**Set task:** Determine how many lines of the entries contain "miScript". Reply with that number alone.

**Data:**
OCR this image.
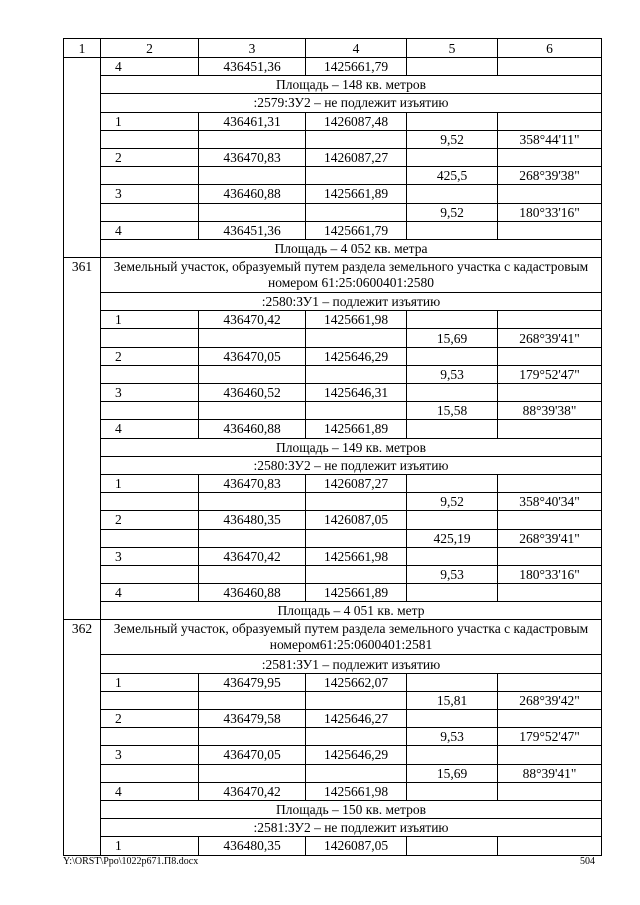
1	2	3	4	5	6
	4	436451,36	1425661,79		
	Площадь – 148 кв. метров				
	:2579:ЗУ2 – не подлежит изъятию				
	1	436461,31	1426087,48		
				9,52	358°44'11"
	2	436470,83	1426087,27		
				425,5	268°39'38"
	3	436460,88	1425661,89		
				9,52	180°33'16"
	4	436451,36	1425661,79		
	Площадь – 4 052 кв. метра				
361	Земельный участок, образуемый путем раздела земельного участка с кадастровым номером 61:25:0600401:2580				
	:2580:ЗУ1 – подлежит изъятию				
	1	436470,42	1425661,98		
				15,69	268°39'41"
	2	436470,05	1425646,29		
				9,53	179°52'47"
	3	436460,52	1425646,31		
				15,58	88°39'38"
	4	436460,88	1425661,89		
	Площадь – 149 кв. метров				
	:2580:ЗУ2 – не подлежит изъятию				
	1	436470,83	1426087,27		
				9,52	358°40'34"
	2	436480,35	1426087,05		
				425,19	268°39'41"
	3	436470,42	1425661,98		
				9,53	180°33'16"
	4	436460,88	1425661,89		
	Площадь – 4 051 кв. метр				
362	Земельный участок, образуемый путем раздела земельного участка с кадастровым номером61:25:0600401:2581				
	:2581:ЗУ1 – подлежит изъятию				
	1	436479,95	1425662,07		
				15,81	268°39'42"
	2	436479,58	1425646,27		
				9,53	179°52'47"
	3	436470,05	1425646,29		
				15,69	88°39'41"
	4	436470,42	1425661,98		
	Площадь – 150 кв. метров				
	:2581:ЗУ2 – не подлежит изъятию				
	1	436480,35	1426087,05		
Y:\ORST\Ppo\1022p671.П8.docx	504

...

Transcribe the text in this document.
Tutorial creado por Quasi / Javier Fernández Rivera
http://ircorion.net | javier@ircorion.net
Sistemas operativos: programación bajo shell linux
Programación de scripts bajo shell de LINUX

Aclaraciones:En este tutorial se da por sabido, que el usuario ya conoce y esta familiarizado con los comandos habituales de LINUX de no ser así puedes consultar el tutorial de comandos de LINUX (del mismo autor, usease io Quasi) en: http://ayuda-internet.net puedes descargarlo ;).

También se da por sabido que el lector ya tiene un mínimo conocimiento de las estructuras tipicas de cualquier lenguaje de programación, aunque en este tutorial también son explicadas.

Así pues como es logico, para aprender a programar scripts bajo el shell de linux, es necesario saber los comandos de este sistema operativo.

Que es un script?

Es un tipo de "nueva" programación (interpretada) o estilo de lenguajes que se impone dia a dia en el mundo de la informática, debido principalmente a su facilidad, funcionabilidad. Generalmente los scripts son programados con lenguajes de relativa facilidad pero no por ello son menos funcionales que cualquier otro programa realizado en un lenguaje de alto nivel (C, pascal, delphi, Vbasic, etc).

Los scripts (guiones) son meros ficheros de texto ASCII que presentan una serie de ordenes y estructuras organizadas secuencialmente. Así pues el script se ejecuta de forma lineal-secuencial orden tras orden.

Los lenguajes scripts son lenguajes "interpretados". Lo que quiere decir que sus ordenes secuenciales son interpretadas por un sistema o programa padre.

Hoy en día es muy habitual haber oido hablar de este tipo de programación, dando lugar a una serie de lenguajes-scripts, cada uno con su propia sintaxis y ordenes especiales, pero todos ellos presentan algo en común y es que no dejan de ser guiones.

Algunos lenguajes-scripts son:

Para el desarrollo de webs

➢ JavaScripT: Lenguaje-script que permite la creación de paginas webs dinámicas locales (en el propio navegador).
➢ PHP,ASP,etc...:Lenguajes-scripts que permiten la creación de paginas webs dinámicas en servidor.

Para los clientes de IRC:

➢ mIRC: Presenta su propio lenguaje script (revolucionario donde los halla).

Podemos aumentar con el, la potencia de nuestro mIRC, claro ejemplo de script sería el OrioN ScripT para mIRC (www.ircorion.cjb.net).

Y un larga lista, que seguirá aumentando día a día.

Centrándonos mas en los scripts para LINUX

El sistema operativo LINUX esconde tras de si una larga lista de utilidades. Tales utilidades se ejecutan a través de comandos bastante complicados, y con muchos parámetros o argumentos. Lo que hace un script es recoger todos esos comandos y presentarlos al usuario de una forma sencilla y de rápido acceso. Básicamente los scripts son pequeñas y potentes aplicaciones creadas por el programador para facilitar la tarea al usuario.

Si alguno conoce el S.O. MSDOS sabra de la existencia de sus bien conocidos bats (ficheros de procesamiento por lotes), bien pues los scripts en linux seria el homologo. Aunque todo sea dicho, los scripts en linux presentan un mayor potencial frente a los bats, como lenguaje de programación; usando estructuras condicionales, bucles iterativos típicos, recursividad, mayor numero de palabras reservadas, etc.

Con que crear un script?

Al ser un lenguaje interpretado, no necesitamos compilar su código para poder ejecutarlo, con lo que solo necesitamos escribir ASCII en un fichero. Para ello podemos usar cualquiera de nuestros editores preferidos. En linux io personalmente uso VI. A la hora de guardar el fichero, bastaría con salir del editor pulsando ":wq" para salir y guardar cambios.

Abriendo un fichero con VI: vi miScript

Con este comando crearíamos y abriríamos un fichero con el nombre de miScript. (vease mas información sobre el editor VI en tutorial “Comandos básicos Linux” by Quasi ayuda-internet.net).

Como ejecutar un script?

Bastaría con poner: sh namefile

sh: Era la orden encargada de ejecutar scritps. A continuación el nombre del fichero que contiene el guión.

**Solution for this exercise:** 2